The Middle East may appear to be entering a period of ceasefires, negotiations, and tactical restraint. But this is not stabilization. It is something more fragile and revealing: the normalization of unresolved conflict.
Across the region, violence is not ending; it is being managed. Ceasefires are reducing the intensity of some confrontations without transforming the conditions that produced them. Diplomatic channels are reopening, but often alongside military strikes. Armed actors are adapting to pauses rather than abandoning their strategies. States are learning to operate below the threshold of total war while preserving the option of escalation.
The result is a new regional condition: not peace, not full-scale war, but structurally embedded instability.

------------------------------------------------

- [WHAT TO WORK ON]:
**A.** Answer these questions using the text on Middle East conflict:
(i) What does the text say is being normalized?
(ii) What are armed actors adapting to rather than abandoning their strategies?
(iii) What does the text call the new regional condition?
**B.** From the text on Middle East conflict, reproduce word for word everything from "The Middle East" down to "option of escalation.".

- [SUPPLIED MATERIAL]:
------------------------------------------------

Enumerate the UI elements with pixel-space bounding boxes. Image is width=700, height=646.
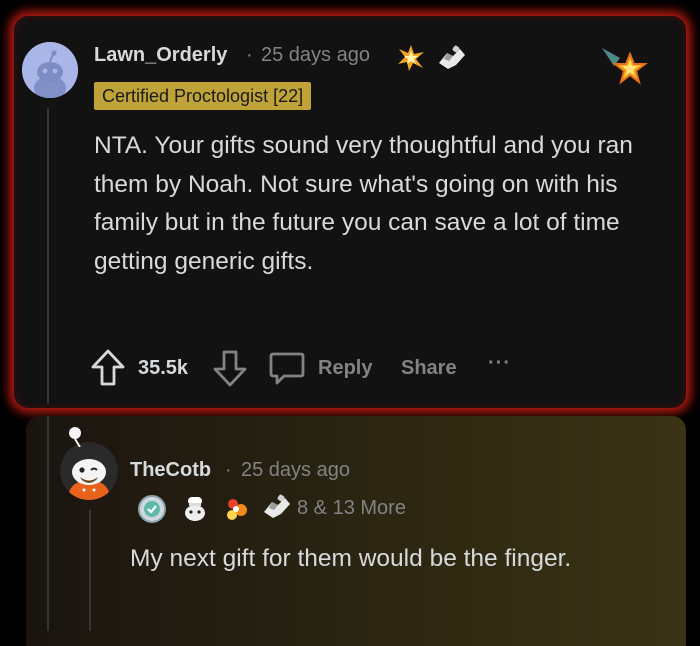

------------------------------------------------

- [ANSWERS PROVIDED]:
**A.**
(i) Unresolved conflict.
(ii) Pauses.
(iii) Structurally embedded instability.

**B.**
The Middle East may appear to be entering a period of ceasefires, negotiations, and tactical restraint. But this is not stabilization. It is something more fragile and revealing: the normalization of unresolved conflict.
Across the region, violence is not ending; it is being managed. Ceasefires are reducing the intensity of some confrontations without transforming the conditions that produced them. Diplomatic channels are reopening, but often alongside military strikes. Armed actors are adapting to pauses rather than abandoning their strategies. States are learning to operate below the threshold of total war while preserving the option of escalation.